▶ INSTRUCTIONS FOR THE TASK
Write the data below out exactly as it stands. Do not include the pictures.

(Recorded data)
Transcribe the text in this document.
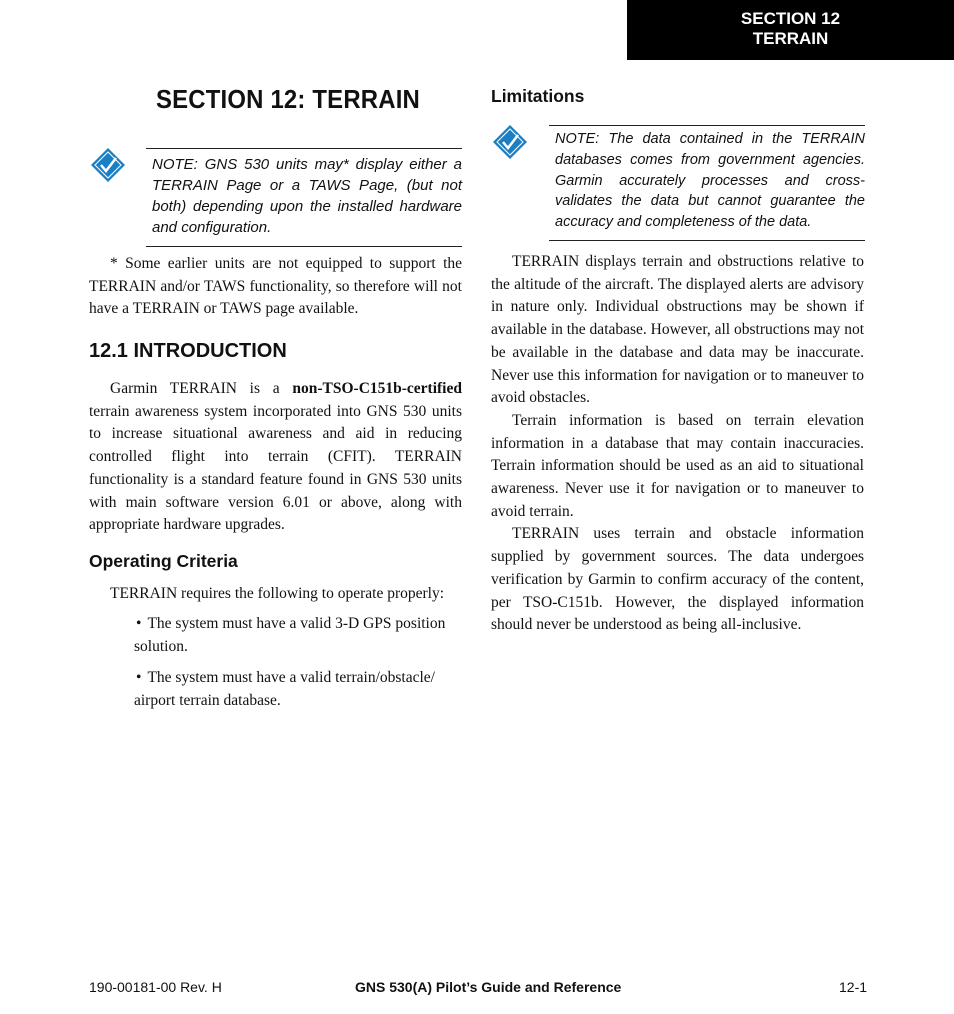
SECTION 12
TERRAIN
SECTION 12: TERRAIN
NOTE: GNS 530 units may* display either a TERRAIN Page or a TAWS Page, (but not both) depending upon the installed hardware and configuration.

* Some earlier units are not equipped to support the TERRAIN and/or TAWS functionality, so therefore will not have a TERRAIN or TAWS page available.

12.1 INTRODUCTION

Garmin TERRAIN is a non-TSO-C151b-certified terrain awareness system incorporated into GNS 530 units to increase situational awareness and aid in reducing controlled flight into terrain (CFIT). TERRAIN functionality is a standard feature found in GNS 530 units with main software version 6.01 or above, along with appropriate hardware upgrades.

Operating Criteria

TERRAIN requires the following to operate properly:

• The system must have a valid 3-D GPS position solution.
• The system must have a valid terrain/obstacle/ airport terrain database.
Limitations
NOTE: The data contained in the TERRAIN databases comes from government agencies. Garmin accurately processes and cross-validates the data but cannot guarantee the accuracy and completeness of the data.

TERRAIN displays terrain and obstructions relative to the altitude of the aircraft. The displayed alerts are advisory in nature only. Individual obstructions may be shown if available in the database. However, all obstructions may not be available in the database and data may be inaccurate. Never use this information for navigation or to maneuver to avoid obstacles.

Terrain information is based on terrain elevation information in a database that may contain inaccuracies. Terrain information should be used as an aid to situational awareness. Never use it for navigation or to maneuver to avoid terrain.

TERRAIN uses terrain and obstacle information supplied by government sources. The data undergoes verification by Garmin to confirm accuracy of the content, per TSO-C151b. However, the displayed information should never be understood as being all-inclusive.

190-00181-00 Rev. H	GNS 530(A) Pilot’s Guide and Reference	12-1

▶ TASK SOLUTION
Transcribe the text in this document.
SECTION 12
TERRAIN
SECTION 12: TERRAIN
NOTE: GNS 530 units may* display either a TERRAIN Page or a TAWS Page, (but not both) depending upon the installed hardware and configuration.

* Some earlier units are not equipped to support the TERRAIN and/or TAWS functionality, so therefore will not have a TERRAIN or TAWS page available.

12.1 INTRODUCTION

Garmin TERRAIN is a non-TSO-C151b-certified terrain awareness system incorporated into GNS 530 units to increase situational awareness and aid in reducing controlled flight into terrain (CFIT). TERRAIN functionality is a standard feature found in GNS 530 units with main software version 6.01 or above, along with appropriate hardware upgrades.

Operating Criteria

TERRAIN requires the following to operate properly:

• The system must have a valid 3-D GPS position solution.
• The system must have a valid terrain/obstacle/ airport terrain database.
Limitations
NOTE: The data contained in the TERRAIN databases comes from government agencies. Garmin accurately processes and cross-validates the data but cannot guarantee the accuracy and completeness of the data.

TERRAIN displays terrain and obstructions relative to the altitude of the aircraft. The displayed alerts are advisory in nature only. Individual obstructions may be shown if available in the database. However, all obstructions may not be available in the database and data may be inaccurate. Never use this information for navigation or to maneuver to avoid obstacles.

Terrain information is based on terrain elevation information in a database that may contain inaccuracies. Terrain information should be used as an aid to situational awareness. Never use it for navigation or to maneuver to avoid terrain.

TERRAIN uses terrain and obstacle information supplied by government sources. The data undergoes verification by Garmin to confirm accuracy of the content, per TSO-C151b. However, the displayed information should never be understood as being all-inclusive.

190-00181-00 Rev. H	GNS 530(A) Pilot’s Guide and Reference	12-1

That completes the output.